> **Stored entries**
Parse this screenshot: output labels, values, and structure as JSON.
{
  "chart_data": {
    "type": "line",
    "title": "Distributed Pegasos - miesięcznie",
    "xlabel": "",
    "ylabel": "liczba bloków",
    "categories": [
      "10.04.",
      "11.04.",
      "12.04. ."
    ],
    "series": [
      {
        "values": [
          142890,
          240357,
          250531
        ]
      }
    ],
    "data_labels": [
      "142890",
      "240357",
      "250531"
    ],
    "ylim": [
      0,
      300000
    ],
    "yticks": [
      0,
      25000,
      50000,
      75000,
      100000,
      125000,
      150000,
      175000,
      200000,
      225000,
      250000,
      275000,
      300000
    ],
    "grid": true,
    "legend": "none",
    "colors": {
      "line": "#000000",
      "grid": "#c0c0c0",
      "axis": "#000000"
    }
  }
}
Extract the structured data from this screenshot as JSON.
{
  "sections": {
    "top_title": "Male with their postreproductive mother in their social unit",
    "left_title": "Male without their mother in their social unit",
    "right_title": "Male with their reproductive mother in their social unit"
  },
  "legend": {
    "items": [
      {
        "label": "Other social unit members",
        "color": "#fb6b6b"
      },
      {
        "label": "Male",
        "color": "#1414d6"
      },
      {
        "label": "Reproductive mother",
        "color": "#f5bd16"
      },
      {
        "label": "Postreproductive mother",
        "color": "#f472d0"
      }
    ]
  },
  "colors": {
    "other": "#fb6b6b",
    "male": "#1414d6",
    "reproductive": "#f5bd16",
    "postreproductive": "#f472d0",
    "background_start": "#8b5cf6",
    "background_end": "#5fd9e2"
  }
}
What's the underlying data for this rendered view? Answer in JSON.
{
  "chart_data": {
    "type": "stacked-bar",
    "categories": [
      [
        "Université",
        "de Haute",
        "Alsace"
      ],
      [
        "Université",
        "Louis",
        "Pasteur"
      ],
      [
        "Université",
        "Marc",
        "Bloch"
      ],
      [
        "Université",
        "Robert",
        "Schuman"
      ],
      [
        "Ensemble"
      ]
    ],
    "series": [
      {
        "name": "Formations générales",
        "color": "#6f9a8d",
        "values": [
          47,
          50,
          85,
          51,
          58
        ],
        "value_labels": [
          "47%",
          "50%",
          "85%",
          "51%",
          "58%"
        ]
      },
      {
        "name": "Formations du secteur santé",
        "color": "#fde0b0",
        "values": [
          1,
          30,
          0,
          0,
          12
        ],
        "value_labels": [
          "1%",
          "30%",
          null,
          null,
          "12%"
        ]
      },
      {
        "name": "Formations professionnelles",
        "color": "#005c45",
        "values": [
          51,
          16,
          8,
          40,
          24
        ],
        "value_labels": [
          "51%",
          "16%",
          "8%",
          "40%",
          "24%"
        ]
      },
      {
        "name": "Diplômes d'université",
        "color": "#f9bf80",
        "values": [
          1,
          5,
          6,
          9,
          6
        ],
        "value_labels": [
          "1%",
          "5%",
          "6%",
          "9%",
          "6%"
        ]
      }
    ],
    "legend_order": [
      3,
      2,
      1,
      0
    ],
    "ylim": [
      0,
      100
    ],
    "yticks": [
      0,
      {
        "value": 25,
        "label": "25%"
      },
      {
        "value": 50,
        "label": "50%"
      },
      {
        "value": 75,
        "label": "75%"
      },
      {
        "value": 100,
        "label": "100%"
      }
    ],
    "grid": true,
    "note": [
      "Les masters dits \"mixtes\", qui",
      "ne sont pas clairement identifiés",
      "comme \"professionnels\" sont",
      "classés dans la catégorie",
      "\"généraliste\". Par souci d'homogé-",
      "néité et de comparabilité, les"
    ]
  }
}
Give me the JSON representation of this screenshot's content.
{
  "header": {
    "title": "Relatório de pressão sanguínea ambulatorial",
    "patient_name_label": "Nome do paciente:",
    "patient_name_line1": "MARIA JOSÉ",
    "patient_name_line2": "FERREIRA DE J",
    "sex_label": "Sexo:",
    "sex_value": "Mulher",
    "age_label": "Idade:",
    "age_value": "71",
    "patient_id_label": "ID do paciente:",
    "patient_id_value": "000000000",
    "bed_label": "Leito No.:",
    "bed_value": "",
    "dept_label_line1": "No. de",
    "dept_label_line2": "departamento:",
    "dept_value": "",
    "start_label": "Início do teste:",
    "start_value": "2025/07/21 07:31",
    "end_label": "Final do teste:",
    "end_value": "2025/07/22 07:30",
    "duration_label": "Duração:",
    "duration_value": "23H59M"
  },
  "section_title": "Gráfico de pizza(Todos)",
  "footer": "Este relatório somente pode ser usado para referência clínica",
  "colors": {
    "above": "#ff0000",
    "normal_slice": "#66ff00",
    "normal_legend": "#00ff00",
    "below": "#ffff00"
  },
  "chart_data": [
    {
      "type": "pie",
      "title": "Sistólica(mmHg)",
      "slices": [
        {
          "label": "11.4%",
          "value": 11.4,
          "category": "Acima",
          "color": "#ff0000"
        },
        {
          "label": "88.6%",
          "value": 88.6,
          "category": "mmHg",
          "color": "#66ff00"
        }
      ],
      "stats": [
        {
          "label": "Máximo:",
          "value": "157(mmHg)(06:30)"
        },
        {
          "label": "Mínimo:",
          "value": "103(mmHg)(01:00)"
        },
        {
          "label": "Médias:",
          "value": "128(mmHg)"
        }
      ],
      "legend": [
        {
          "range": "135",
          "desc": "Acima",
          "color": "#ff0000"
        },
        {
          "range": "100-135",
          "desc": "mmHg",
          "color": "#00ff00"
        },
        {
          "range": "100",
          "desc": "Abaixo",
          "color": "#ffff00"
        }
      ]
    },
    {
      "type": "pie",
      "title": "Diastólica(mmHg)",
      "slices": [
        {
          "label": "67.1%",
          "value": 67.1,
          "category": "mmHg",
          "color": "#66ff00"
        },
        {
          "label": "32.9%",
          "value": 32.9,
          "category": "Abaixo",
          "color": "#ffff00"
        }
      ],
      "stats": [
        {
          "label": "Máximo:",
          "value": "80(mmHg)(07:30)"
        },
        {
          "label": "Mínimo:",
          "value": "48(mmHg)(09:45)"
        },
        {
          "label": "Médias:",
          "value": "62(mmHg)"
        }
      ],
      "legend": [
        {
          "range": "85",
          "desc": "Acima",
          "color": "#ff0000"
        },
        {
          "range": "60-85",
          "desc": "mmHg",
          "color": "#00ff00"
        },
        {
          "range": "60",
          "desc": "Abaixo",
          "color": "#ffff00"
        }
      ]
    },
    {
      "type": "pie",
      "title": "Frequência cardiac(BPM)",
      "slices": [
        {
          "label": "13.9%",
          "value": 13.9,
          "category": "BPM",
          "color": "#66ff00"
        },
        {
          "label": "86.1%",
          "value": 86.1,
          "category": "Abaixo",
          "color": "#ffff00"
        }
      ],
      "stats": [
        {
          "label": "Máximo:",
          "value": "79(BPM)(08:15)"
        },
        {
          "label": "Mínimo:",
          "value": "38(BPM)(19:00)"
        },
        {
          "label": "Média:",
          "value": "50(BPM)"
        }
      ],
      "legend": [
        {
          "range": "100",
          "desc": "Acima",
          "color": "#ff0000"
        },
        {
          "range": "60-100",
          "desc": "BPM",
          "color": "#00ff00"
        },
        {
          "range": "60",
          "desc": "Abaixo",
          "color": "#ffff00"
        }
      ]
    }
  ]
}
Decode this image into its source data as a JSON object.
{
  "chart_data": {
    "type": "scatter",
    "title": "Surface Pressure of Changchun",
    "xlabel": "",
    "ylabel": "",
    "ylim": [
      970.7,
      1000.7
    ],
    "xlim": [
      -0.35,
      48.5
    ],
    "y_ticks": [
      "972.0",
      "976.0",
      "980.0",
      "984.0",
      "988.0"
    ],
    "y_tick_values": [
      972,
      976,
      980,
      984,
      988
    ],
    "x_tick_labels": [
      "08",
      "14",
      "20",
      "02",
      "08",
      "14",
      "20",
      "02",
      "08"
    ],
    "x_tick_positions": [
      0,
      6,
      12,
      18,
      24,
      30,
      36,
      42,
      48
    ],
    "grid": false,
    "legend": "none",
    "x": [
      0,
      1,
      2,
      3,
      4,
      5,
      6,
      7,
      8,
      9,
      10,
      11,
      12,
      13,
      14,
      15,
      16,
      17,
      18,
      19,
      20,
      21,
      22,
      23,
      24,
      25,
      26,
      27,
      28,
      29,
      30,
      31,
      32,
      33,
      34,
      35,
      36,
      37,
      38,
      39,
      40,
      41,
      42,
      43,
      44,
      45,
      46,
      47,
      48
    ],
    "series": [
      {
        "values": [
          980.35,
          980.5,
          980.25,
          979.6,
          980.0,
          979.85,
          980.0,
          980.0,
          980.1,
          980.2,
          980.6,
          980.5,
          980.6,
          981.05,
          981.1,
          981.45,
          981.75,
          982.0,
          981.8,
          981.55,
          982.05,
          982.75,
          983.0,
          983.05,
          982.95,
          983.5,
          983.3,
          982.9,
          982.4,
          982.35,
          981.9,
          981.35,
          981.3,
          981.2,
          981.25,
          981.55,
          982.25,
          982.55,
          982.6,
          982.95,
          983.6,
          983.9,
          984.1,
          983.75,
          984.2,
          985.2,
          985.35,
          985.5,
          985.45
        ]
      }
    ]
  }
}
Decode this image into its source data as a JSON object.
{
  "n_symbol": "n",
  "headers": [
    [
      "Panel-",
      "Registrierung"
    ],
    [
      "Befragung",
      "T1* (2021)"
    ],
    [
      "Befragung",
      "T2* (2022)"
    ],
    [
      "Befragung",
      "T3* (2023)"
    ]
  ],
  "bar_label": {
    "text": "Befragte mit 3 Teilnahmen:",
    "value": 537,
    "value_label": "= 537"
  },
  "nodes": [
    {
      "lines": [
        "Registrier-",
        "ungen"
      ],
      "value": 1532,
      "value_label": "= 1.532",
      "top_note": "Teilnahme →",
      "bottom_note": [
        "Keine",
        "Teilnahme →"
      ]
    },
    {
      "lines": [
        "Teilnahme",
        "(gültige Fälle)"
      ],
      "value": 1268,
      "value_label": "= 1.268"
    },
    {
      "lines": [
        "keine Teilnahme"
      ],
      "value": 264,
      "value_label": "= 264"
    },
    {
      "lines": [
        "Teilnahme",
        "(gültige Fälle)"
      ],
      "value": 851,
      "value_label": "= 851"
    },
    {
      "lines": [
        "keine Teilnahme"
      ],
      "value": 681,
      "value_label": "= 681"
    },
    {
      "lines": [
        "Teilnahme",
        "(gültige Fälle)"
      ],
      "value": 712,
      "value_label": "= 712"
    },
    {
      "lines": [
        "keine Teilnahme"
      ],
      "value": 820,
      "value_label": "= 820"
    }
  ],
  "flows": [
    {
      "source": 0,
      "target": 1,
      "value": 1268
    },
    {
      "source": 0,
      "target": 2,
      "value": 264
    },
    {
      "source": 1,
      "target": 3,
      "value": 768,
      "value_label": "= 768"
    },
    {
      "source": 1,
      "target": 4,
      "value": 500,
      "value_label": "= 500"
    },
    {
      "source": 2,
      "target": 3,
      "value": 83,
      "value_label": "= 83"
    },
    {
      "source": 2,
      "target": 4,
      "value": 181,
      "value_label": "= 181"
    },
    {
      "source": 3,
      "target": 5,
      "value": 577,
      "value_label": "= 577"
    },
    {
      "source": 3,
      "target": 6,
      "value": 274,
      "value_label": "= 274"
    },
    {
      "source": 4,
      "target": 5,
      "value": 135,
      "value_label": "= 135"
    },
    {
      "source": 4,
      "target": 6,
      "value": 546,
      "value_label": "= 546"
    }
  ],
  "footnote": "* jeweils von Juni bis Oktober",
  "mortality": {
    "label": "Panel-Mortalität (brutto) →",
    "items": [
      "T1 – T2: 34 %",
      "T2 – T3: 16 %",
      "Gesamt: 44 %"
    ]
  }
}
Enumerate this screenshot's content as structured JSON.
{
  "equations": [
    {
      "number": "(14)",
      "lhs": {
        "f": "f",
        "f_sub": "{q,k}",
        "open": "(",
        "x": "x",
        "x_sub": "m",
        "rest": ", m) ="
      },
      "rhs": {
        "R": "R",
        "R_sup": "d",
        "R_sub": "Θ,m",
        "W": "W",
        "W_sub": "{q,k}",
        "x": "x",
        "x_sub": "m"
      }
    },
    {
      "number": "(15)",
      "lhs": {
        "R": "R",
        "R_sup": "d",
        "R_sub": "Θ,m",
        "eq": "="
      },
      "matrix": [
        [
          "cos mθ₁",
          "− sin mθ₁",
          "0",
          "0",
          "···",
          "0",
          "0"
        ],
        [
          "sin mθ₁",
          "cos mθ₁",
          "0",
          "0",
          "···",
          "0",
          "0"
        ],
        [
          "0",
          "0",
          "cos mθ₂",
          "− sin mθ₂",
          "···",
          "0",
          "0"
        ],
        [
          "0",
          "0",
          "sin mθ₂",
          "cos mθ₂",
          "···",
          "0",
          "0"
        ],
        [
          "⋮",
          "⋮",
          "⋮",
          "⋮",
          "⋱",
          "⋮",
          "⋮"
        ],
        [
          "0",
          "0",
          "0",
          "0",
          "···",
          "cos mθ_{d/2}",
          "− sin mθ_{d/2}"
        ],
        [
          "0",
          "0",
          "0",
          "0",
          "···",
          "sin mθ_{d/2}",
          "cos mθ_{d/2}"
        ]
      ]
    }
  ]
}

> **Problem details**
Using the records given above, list every line that includes the word "paciente".

> **Written response**
    "patient_name_label": "Nome do paciente:",
    "patient_id_label": "ID do paciente:",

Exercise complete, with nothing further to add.